Task data:
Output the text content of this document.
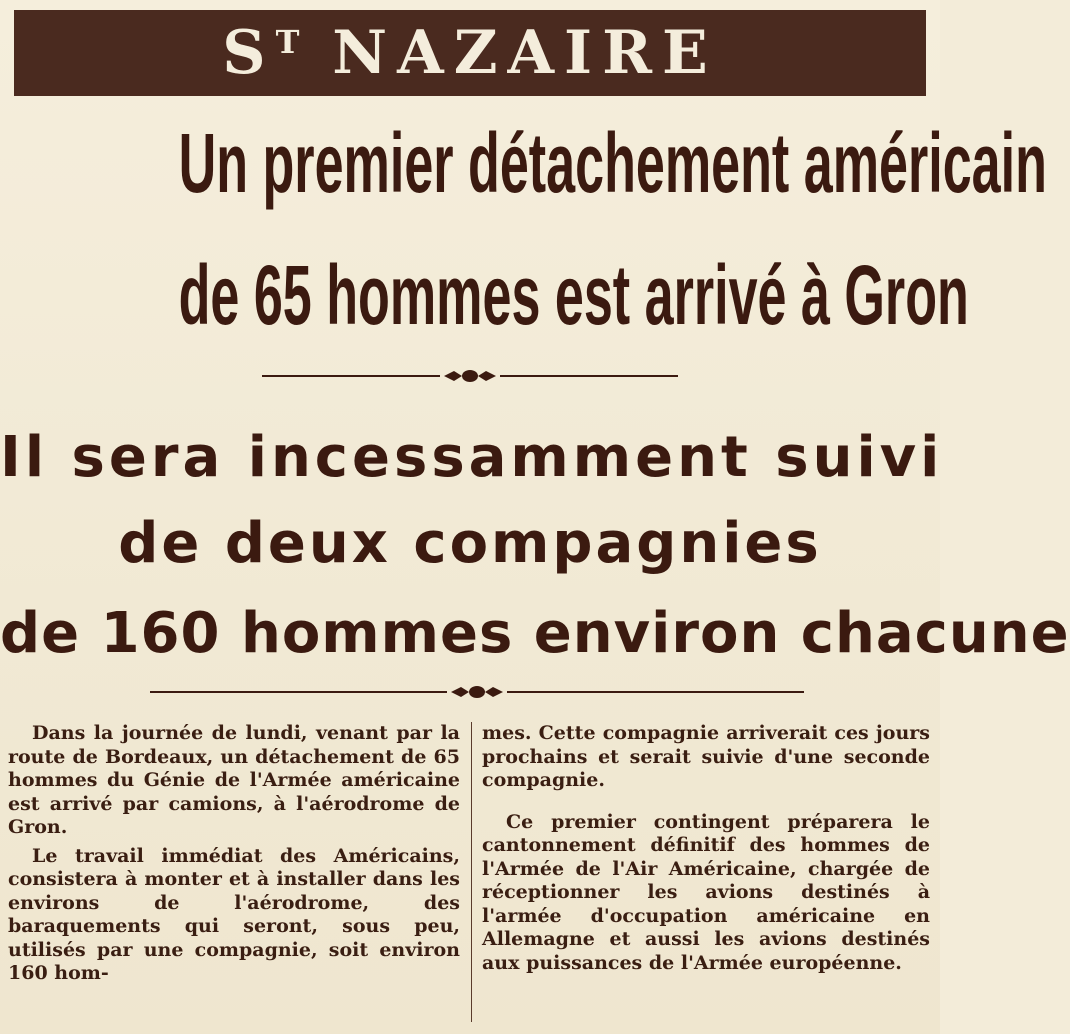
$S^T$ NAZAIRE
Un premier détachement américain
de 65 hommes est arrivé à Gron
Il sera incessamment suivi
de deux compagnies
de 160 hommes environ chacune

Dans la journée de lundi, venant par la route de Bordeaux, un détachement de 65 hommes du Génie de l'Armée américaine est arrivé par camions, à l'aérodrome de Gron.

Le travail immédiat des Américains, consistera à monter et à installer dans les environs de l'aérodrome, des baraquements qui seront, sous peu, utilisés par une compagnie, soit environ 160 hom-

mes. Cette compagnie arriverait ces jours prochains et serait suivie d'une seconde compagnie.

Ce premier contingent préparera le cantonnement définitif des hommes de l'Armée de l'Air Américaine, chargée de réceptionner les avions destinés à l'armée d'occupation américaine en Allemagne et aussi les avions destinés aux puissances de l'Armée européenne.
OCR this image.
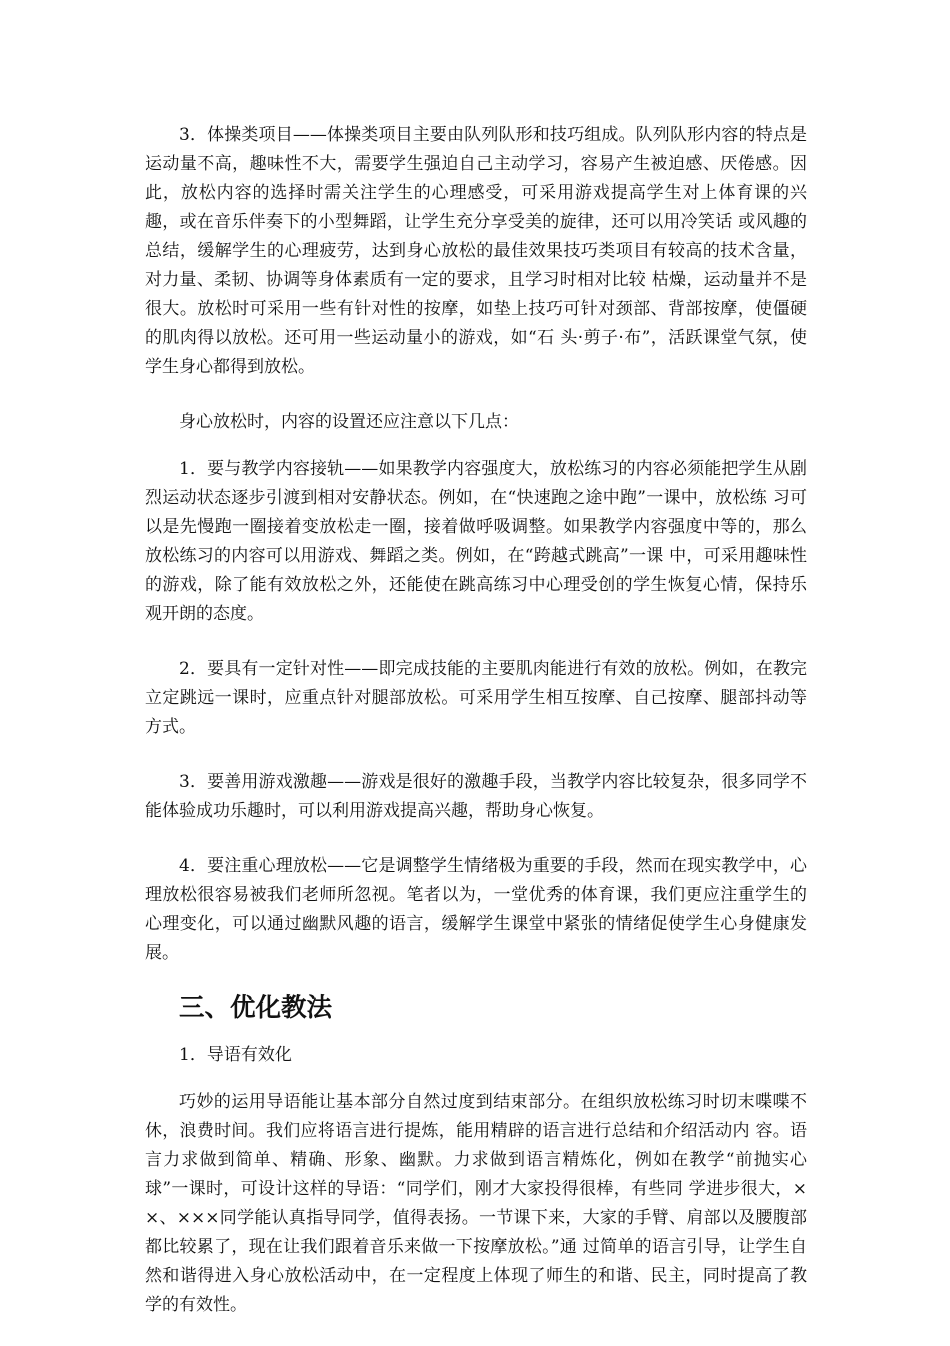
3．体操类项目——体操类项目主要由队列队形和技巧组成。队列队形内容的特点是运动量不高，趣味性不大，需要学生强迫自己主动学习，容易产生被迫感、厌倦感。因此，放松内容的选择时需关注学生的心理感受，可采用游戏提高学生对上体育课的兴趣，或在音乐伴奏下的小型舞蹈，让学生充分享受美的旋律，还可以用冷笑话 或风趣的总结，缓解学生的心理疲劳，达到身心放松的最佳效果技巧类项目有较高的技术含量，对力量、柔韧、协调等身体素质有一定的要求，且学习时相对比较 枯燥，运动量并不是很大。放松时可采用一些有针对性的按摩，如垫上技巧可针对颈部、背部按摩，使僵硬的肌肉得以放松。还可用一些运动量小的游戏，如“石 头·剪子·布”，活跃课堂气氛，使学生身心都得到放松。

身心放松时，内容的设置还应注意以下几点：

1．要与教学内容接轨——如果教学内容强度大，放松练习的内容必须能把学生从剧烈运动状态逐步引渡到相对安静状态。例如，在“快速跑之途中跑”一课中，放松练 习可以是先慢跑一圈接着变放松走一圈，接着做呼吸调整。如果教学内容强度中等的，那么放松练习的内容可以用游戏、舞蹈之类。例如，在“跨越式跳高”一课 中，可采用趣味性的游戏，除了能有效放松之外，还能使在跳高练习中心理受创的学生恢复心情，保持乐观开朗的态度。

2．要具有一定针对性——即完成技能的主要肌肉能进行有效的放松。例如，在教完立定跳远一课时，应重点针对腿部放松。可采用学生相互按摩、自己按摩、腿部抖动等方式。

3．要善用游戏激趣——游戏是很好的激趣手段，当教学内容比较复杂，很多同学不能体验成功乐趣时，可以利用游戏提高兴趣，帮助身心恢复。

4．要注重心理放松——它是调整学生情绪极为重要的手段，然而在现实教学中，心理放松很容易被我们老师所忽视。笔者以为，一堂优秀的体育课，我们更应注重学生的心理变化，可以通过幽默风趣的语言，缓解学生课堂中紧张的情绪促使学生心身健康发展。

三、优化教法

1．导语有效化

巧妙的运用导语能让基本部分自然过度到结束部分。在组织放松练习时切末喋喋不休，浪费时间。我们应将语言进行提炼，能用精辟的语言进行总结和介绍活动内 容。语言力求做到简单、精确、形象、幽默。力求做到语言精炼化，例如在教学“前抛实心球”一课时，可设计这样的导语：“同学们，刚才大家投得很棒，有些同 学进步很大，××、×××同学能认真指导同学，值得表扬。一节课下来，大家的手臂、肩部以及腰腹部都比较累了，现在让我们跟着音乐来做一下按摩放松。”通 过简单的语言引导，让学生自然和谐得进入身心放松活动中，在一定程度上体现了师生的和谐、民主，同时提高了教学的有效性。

Written task:
Return the listing above unchanged, apart from dropping its pictures.

Result of this task:
Output the text content of this document.
$S^T$ NAZAIRE
Un premier détachement américain
de 65 hommes est arrivé à Gron
Il sera incessamment suivi
de deux compagnies
de 160 hommes environ chacune

Dans la journée de lundi, venant par la route de Bordeaux, un détachement de 65 hommes du Génie de l'Armée américaine est arrivé par camions, à l'aérodrome de Gron.

Le travail immédiat des Américains, consistera à monter et à installer dans les environs de l'aérodrome, des baraquements qui seront, sous peu, utilisés par une compagnie, soit environ 160 hom-

mes. Cette compagnie arriverait ces jours prochains et serait suivie d'une seconde compagnie.

Ce premier contingent préparera le cantonnement définitif des hommes de l'Armée de l'Air Américaine, chargée de réceptionner les avions destinés à l'armée d'occupation américaine en Allemagne et aussi les avions destinés aux puissances de l'Armée européenne.
OCR this image.
3．体操类项目——体操类项目主要由队列队形和技巧组成。队列队形内容的特点是运动量不高，趣味性不大，需要学生强迫自己主动学习，容易产生被迫感、厌倦感。因此，放松内容的选择时需关注学生的心理感受，可采用游戏提高学生对上体育课的兴趣，或在音乐伴奏下的小型舞蹈，让学生充分享受美的旋律，还可以用冷笑话 或风趣的总结，缓解学生的心理疲劳，达到身心放松的最佳效果技巧类项目有较高的技术含量，对力量、柔韧、协调等身体素质有一定的要求，且学习时相对比较 枯燥，运动量并不是很大。放松时可采用一些有针对性的按摩，如垫上技巧可针对颈部、背部按摩，使僵硬的肌肉得以放松。还可用一些运动量小的游戏，如“石 头·剪子·布”，活跃课堂气氛，使学生身心都得到放松。

身心放松时，内容的设置还应注意以下几点：

1．要与教学内容接轨——如果教学内容强度大，放松练习的内容必须能把学生从剧烈运动状态逐步引渡到相对安静状态。例如，在“快速跑之途中跑”一课中，放松练 习可以是先慢跑一圈接着变放松走一圈，接着做呼吸调整。如果教学内容强度中等的，那么放松练习的内容可以用游戏、舞蹈之类。例如，在“跨越式跳高”一课 中，可采用趣味性的游戏，除了能有效放松之外，还能使在跳高练习中心理受创的学生恢复心情，保持乐观开朗的态度。

2．要具有一定针对性——即完成技能的主要肌肉能进行有效的放松。例如，在教完立定跳远一课时，应重点针对腿部放松。可采用学生相互按摩、自己按摩、腿部抖动等方式。

3．要善用游戏激趣——游戏是很好的激趣手段，当教学内容比较复杂，很多同学不能体验成功乐趣时，可以利用游戏提高兴趣，帮助身心恢复。

4．要注重心理放松——它是调整学生情绪极为重要的手段，然而在现实教学中，心理放松很容易被我们老师所忽视。笔者以为，一堂优秀的体育课，我们更应注重学生的心理变化，可以通过幽默风趣的语言，缓解学生课堂中紧张的情绪促使学生心身健康发展。

三、优化教法

1．导语有效化

巧妙的运用导语能让基本部分自然过度到结束部分。在组织放松练习时切末喋喋不休，浪费时间。我们应将语言进行提炼，能用精辟的语言进行总结和介绍活动内 容。语言力求做到简单、精确、形象、幽默。力求做到语言精炼化，例如在教学“前抛实心球”一课时，可设计这样的导语：“同学们，刚才大家投得很棒，有些同 学进步很大，××、×××同学能认真指导同学，值得表扬。一节课下来，大家的手臂、肩部以及腰腹部都比较累了，现在让我们跟着音乐来做一下按摩放松。”通 过简单的语言引导，让学生自然和谐得进入身心放松活动中，在一定程度上体现了师生的和谐、民主，同时提高了教学的有效性。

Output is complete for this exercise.